Material for this task:
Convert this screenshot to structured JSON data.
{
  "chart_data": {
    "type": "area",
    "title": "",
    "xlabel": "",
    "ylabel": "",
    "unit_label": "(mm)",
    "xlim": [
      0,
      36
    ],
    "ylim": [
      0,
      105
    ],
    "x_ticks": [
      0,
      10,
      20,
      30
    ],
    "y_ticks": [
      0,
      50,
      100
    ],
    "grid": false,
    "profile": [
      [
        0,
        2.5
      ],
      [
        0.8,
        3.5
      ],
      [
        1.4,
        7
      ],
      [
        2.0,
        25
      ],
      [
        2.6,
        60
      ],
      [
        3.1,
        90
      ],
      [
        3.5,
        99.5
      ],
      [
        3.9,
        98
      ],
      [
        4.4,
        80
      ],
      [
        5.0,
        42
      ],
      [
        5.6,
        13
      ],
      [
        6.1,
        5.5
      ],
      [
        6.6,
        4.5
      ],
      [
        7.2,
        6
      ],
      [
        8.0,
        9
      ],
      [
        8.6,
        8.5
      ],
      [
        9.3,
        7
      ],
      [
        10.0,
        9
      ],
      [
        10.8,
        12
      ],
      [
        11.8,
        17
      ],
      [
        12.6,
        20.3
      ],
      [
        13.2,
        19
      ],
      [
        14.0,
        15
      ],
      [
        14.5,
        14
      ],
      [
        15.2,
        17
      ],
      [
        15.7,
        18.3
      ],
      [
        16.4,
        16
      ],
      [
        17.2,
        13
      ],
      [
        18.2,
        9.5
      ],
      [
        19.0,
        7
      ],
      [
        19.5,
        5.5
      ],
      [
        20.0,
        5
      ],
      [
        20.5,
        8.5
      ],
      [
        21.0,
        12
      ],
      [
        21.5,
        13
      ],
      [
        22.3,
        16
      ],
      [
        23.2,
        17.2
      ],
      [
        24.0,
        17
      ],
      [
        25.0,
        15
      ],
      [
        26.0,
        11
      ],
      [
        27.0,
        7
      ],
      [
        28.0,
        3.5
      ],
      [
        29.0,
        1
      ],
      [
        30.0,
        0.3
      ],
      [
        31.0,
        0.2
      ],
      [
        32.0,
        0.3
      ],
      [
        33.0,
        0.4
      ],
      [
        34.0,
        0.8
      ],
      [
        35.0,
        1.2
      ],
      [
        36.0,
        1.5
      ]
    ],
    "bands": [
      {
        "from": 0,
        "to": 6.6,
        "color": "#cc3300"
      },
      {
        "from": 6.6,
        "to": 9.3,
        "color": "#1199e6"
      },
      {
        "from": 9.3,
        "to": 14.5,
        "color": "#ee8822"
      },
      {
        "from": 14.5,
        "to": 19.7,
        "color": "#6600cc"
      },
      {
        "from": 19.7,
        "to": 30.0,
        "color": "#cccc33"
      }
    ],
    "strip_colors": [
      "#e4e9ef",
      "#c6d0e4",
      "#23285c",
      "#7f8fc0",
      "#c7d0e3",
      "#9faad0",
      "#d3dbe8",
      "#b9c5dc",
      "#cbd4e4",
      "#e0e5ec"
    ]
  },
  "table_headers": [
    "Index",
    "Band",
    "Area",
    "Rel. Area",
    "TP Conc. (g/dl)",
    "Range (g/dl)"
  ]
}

---

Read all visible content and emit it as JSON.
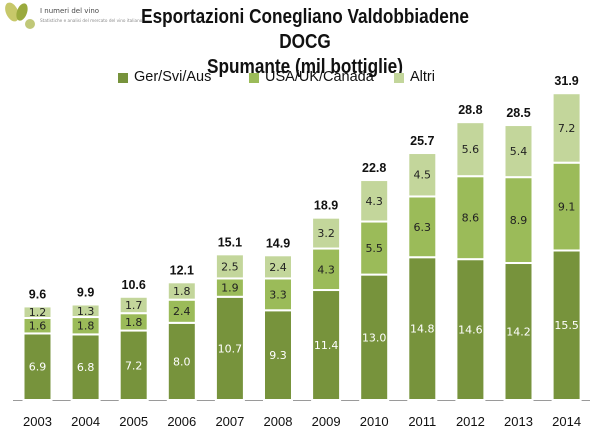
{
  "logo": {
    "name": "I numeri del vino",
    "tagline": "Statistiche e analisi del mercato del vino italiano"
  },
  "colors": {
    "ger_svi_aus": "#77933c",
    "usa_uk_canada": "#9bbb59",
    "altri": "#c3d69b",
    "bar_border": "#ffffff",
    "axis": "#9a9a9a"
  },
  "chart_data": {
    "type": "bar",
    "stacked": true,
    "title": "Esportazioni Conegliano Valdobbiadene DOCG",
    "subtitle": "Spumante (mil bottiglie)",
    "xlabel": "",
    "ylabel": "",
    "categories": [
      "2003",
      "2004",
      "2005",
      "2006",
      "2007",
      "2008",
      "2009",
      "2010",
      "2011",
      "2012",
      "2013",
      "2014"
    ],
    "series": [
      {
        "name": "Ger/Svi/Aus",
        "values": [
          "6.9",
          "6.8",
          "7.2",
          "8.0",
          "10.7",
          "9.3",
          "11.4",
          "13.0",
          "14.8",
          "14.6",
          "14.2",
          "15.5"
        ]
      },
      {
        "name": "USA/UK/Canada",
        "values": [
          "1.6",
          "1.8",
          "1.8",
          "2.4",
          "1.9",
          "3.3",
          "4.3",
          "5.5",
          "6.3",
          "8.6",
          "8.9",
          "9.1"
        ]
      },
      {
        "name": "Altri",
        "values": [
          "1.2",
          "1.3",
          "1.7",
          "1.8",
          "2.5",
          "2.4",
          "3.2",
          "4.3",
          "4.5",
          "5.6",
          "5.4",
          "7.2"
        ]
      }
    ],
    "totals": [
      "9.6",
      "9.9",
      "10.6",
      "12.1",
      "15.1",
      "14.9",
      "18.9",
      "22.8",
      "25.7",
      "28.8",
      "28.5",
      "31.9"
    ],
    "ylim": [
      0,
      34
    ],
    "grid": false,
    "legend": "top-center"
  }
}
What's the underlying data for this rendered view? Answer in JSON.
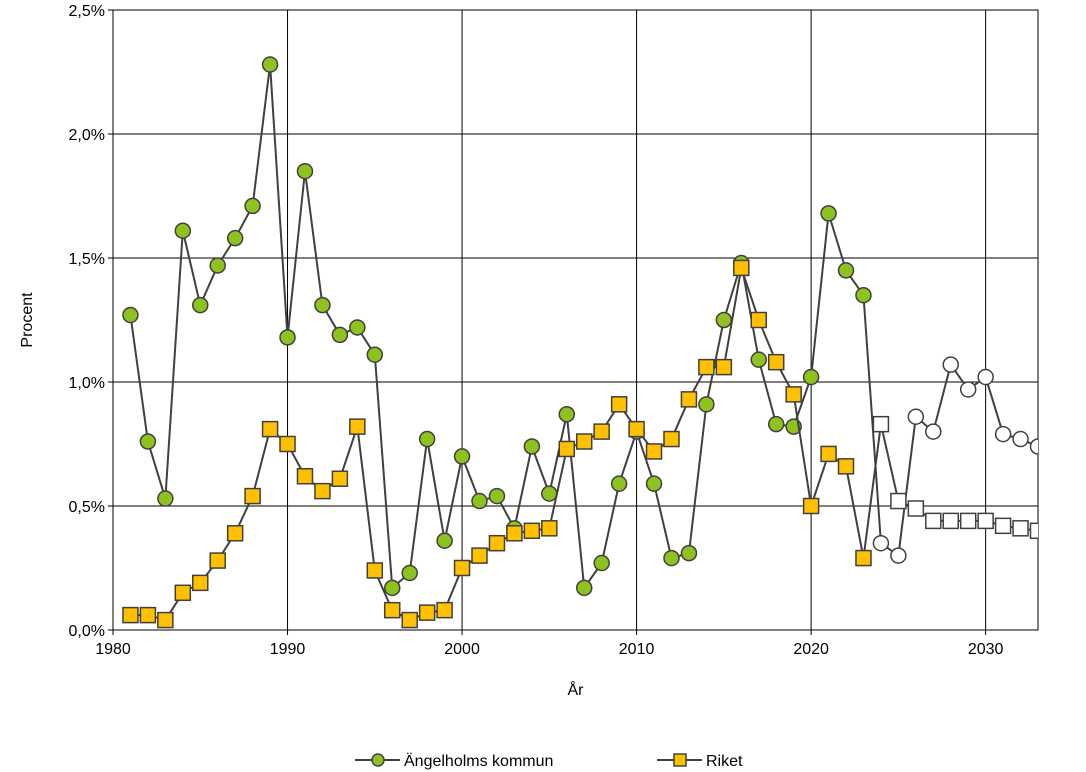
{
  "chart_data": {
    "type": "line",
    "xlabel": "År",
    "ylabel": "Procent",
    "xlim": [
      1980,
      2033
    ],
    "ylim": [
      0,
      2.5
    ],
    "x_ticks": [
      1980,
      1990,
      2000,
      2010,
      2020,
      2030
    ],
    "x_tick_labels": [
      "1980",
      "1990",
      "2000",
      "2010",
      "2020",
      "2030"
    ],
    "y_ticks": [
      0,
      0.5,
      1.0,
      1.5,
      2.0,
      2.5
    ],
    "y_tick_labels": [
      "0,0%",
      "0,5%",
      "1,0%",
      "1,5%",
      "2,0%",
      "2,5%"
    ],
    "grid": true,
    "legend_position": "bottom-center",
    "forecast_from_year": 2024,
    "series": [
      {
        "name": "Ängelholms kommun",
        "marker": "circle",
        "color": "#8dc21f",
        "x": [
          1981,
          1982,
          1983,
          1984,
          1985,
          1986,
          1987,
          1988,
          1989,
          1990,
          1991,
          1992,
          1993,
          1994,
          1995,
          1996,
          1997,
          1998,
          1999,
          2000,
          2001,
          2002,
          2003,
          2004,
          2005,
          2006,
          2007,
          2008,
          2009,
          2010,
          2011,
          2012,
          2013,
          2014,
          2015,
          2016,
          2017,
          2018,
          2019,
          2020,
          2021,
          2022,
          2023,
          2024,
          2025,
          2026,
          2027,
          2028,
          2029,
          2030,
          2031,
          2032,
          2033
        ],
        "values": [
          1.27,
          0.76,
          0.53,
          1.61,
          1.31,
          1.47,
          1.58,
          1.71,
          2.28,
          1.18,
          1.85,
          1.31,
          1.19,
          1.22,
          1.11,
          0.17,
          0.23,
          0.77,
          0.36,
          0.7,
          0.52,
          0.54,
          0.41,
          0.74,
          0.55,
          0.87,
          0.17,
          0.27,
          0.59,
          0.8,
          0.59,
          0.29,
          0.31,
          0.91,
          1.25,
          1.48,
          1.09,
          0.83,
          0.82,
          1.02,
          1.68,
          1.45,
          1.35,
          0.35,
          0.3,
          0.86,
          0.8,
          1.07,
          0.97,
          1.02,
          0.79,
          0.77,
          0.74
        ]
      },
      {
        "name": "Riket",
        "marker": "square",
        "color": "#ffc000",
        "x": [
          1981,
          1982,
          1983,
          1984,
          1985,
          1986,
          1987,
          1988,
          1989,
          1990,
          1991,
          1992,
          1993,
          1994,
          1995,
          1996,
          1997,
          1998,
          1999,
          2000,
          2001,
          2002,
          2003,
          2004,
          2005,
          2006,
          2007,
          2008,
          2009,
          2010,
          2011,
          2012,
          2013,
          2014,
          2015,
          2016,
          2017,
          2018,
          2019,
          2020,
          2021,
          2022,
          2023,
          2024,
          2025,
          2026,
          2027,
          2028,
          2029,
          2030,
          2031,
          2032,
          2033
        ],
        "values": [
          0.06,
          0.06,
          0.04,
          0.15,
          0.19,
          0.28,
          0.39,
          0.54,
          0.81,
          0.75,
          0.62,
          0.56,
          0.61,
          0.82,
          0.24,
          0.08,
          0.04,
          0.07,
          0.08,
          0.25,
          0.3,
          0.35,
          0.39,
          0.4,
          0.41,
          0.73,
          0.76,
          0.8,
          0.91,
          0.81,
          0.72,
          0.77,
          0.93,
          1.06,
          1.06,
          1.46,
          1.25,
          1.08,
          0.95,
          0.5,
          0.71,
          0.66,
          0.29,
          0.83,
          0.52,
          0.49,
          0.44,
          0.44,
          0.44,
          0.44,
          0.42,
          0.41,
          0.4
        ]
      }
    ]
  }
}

Goal of the exercise: Check the data for the word "name" and pull out the lines that have it.

The solution:
    "name": "I numeri del vino",
        "name": "Ger/Svi/Aus",
        "name": "USA/UK/Canada",
        "name": "Altri",
        "name": "Ängelholms kommun",
        "name": "Riket",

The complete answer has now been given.